— Begin ENTRIES SUPPLIED —
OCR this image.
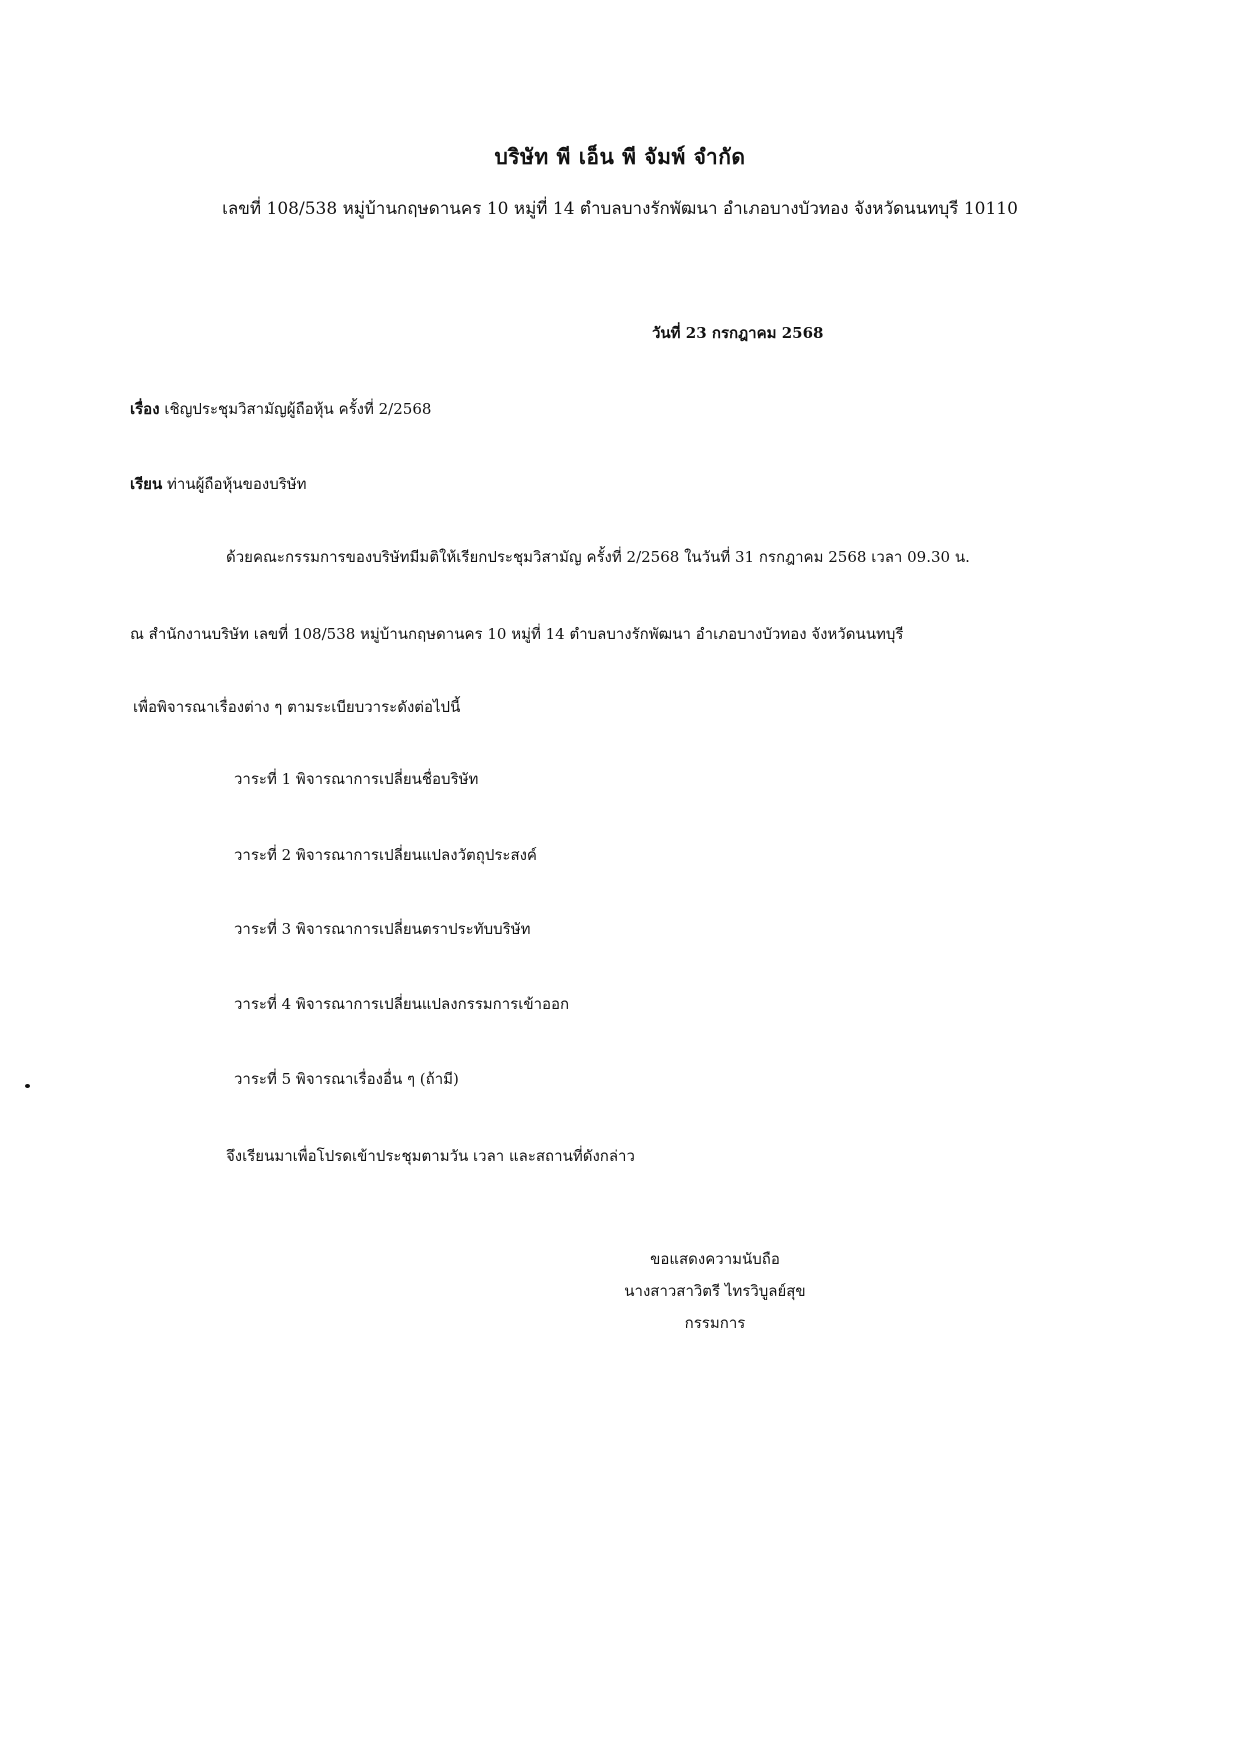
บริษัท พี เอ็น พี จัมพ์ จำกัด
เลขที่ 108/538 หมู่บ้านกฤษดานคร 10 หมู่ที่ 14 ตำบลบางรักพัฒนา อำเภอบางบัวทอง จังหวัดนนทบุรี 10110
วันที่ 23 กรกฎาคม 2568
เรื่อง เชิญประชุมวิสามัญผู้ถือหุ้น ครั้งที่ 2/2568
เรียน ท่านผู้ถือหุ้นของบริษัท
ด้วยคณะกรรมการของบริษัทมีมติให้เรียกประชุมวิสามัญ ครั้งที่ 2/2568 ในวันที่ 31 กรกฎาคม 2568 เวลา 09.30 น.
ณ สำนักงานบริษัท เลขที่ 108/538 หมู่บ้านกฤษดานคร 10 หมู่ที่ 14 ตำบลบางรักพัฒนา อำเภอบางบัวทอง จังหวัดนนทบุรี
เพื่อพิจารณาเรื่องต่าง ๆ ตามระเบียบวาระดังต่อไปนี้
วาระที่ 1 พิจารณาการเปลี่ยนชื่อบริษัท
วาระที่ 2 พิจารณาการเปลี่ยนแปลงวัตถุประสงค์
วาระที่ 3 พิจารณาการเปลี่ยนตราประทับบริษัท
วาระที่ 4 พิจารณาการเปลี่ยนแปลงกรรมการเข้าออก
วาระที่ 5 พิจารณาเรื่องอื่น ๆ (ถ้ามี)
จึงเรียนมาเพื่อโปรดเข้าประชุมตามวัน เวลา และสถานที่ดังกล่าว
ขอแสดงความนับถือ
นางสาวสาวิตรี ไทรวิบูลย์สุข
กรรมการ
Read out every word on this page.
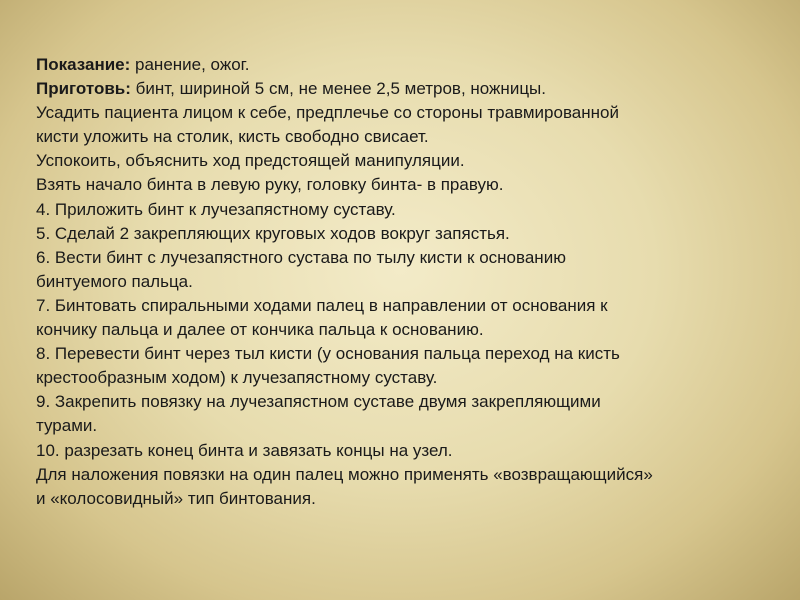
Показание: ранение, ожог.
Приготовь: бинт, шириной 5 см, не менее 2,5 метров, ножницы.
Усадить пациента лицом к себе, предплечье со стороны травмированной
кисти уложить на столик, кисть свободно свисает.
Успокоить, объяснить ход предстоящей манипуляции.
Взять начало бинта в левую руку, головку бинта- в правую.
4. Приложить бинт к лучезапястному суставу.
5. Сделай 2 закрепляющих круговых ходов вокруг запястья.
6. Вести бинт с лучезапястного сустава по тылу кисти к основанию
бинтуемого пальца.
7. Бинтовать спиральными ходами палец в направлении от основания к
кончику пальца и далее от кончика пальца к основанию.
8. Перевести бинт через тыл кисти (у основания пальца переход на кисть
крестообразным ходом) к лучезапястному суставу.
9. Закрепить повязку на лучезапястном суставе двумя закрепляющими
турами.
10. разрезать конец бинта и завязать концы на узел.
Для наложения повязки на один палец можно применять «возвращающийся»
и «колосовидный» тип бинтования.
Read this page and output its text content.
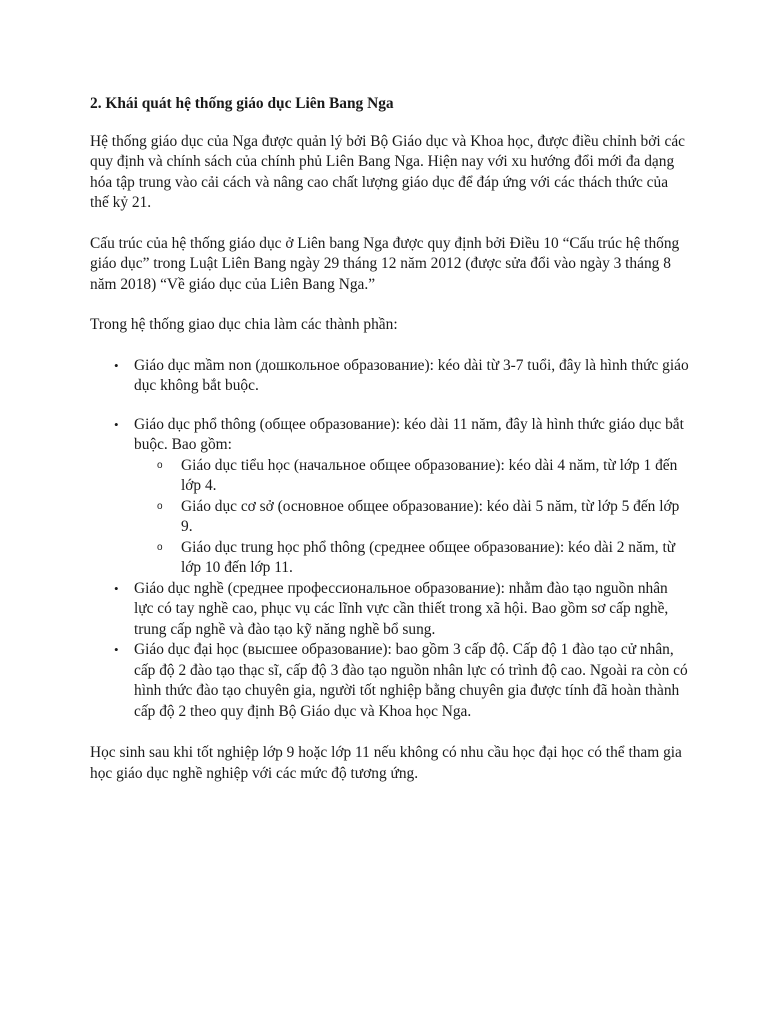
2. Khái quát hệ thống giáo dục Liên Bang Nga

Hệ thống giáo dục của Nga được quản lý bởi Bộ Giáo dục và Khoa học, được điều chỉnh bởi các quy định và chính sách của chính phủ Liên Bang Nga. Hiện nay với xu hướng đổi mới đa dạng hóa tập trung vào cải cách và nâng cao chất lượng giáo dục để đáp ứng với các thách thức của thế kỷ 21.

Cấu trúc của hệ thống giáo dục ở Liên bang Nga được quy định bởi Điều 10 “Cấu trúc hệ thống giáo dục” trong Luật Liên Bang ngày 29 tháng 12 năm 2012 (được sửa đổi vào ngày 3 tháng 8 năm 2018) “Về giáo dục của Liên Bang Nga.”

Trong hệ thống giao dục chia làm các thành phần:

• Giáo dục mầm non (дошкольное образование): kéo dài từ 3-7 tuổi, đây là hình thức giáo dục không bắt buộc.
• Giáo dục phổ thông (общее образование): kéo dài 11 năm, đây là hình thức giáo dục bắt buộc. Bao gồm:
o Giáo dục tiểu học (начальное общее образование): kéo dài 4 năm, từ lớp 1 đến lớp 4.
o Giáo dục cơ sở (основное общее образование): kéo dài 5 năm, từ lớp 5 đến lớp 9.
o Giáo dục trung học phổ thông (среднее общее образование): kéo dài 2 năm, từ lớp 10 đến lớp 11.
• Giáo dục nghề (среднее профессиональное образование): nhằm đào tạo nguồn nhân lực có tay nghề cao, phục vụ các lĩnh vực cần thiết trong xã hội. Bao gồm sơ cấp nghề, trung cấp nghề và đào tạo kỹ năng nghề bổ sung.
• Giáo dục đại học (высшее образование): bao gồm 3 cấp độ. Cấp độ 1 đào tạo cử nhân, cấp độ 2 đào tạo thạc sĩ, cấp độ 3 đào tạo nguồn nhân lực có trình độ cao. Ngoài ra còn có hình thức đào tạo chuyên gia, người tốt nghiệp bằng chuyên gia được tính đã hoàn thành cấp độ 2 theo quy định Bộ Giáo dục và Khoa học Nga.

Học sinh sau khi tốt nghiệp lớp 9 hoặc lớp 11 nếu không có nhu cầu học đại học có thể tham gia học giáo dục nghề nghiệp với các mức độ tương ứng.
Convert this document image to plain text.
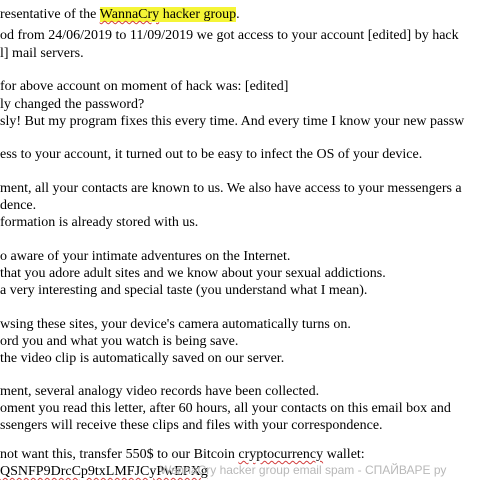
resentative of the WannaCry hacker group.
od from 24/06/2019 to 11/09/2019 we got access to your account [edited] by hack
l] mail servers.
for above account on moment of hack was: [edited]
ly changed the password?
sly! But my program fixes this every time. And every time I know your new passw
ess to your account, it turned out to be easy to infect the OS of your device.
ment, all your contacts are known to us. We also have access to your messengers a
dence.
formation is already stored with us.
o aware of your intimate adventures on the Internet.
that you adore adult sites and we know about your sexual addictions.
a very interesting and special taste (you understand what I mean).
wsing these sites, your device's camera automatically turns on.
ord you and what you watch is being save.
the video clip is automatically saved on our server.
ment, several analogy video records have been collected.
oment you read this letter, after 60 hours, all your contacts on this email box and
ssengers will receive these clips and files with your correspondence.
not want this, transfer 550$ to our Bitcoin cryptocurrency wallet:
QSNFP9DrcCp9txLMFJCyPwEPXg
WannaCry hacker group email spam - СПАЙВАРЕ ру
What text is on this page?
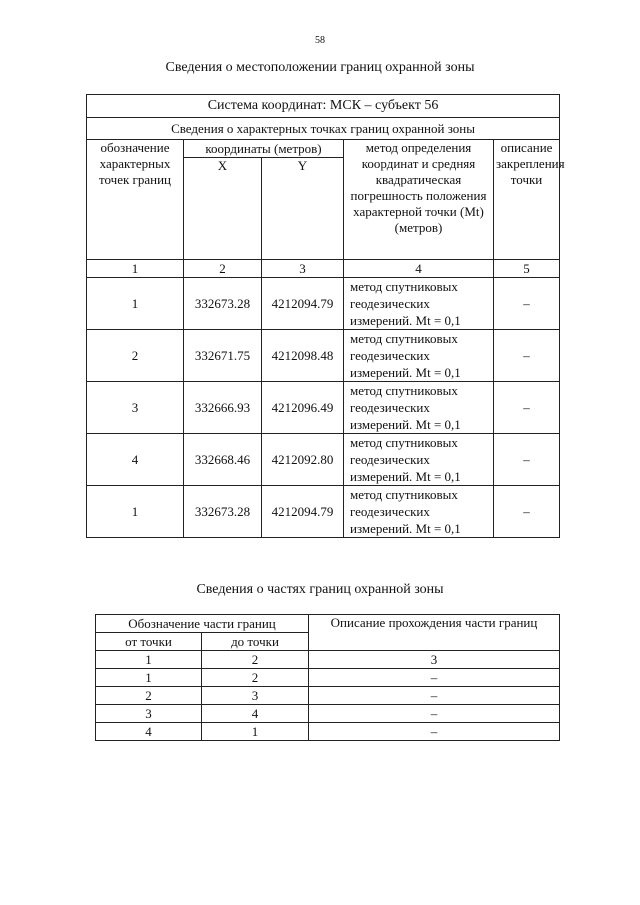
58
Сведения о местоположении границ охранной зоны
Система координат: МСК – субъект 56				
Сведения о характерных точках границ охранной зоны				
обозначение характерных точек границ	координаты (метров)		метод определения координат и средняя квадратическая погрешность положения характерной точки (Mt) (метров)	описание закрепления точки
	X	Y		
1	2	3	4	5
1	332673.28	4212094.79	метод спутниковых геодезических измерений. Mt = 0,1	–
2	332671.75	4212098.48	метод спутниковых геодезических измерений. Mt = 0,1	–
3	332666.93	4212096.49	метод спутниковых геодезических измерений. Mt = 0,1	–
4	332668.46	4212092.80	метод спутниковых геодезических измерений. Mt = 0,1	–
1	332673.28	4212094.79	метод спутниковых геодезических измерений. Mt = 0,1	–
Сведения о частях границ охранной зоны
Обозначение части границ		Описание прохождения части границ
от точки	до точки	
1	2	3
1	2	–
2	3	–
3	4	–
4	1	–
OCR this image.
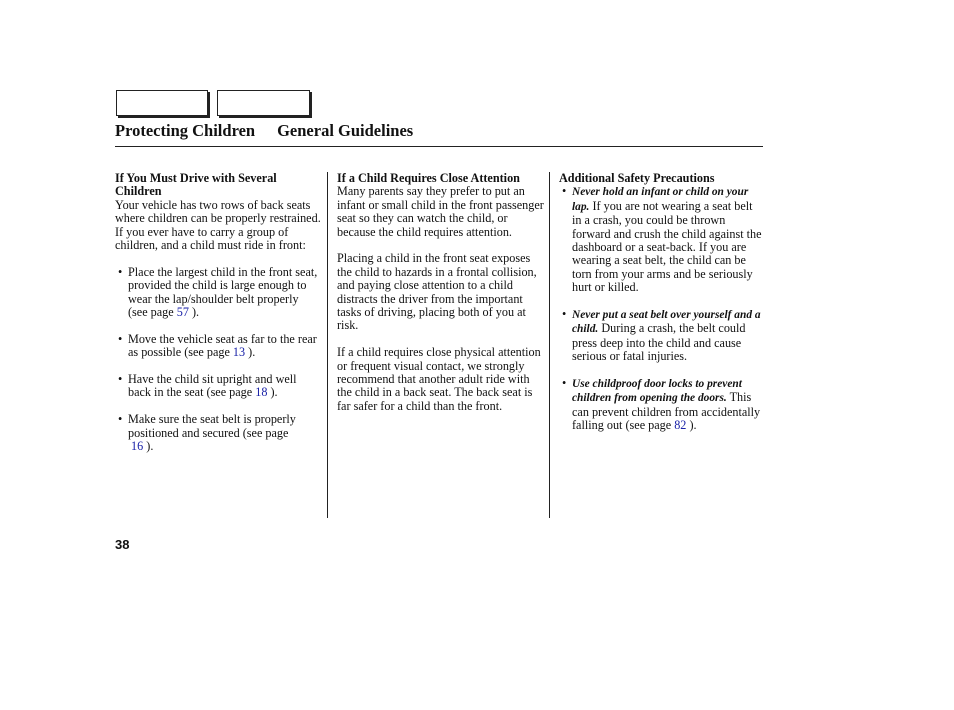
Protecting Children General Guidelines

If You Must Drive with Several Children

Your vehicle has two rows of back seats where children can be properly restrained. If you ever have to carry a group of children, and a child must ride in front:

• Place the largest child in the front seat, provided the child is large enough to wear the lap/shoulder belt properly (see page 57 ).
• Move the vehicle seat as far to the rear as possible (see page 13 ).
• Have the child sit upright and well back in the seat (see page 18 ).
• Make sure the seat belt is properly positioned and secured (see page
16 ).

If a Child Requires Close Attention

Many parents say they prefer to put an infant or small child in the front passenger seat so they can watch the child, or because the child requires attention.

Placing a child in the front seat exposes the child to hazards in a frontal collision, and paying close attention to a child distracts the driver from the important tasks of driving, placing both of you at risk.

If a child requires close physical attention or frequent visual contact, we strongly recommend that another adult ride with the child in a back seat. The back seat is far safer for a child than the front.

Additional Safety Precautions

• Never hold an infant or child on your lap. If you are not wearing a seat belt in a crash, you could be thrown forward and crush the child against the dashboard or a seat-back. If you are wearing a seat belt, the child can be torn from your arms and be seriously hurt or killed.
• Never put a seat belt over yourself and a child. During a crash, the belt could press deep into the child and cause serious or fatal injuries.
• Use childproof door locks to prevent children from opening the doors. This can prevent children from accidentally falling out (see page 82 ).
38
— End ENTRIES SUPPLIED —
WHAT YOU NEED TO DO
Identify every line above with the string "метров" in it. Copy those lines.

EXERCISE RESULT
Приготовь: бинт, шириной 5 см, не менее 2,5 метров, ножницы.
обозначение характерных точек границ	координаты (метров)		метод определения координат и средняя квадратическая погрешность положения характерной точки (Mt) (метров)	описание закрепления точки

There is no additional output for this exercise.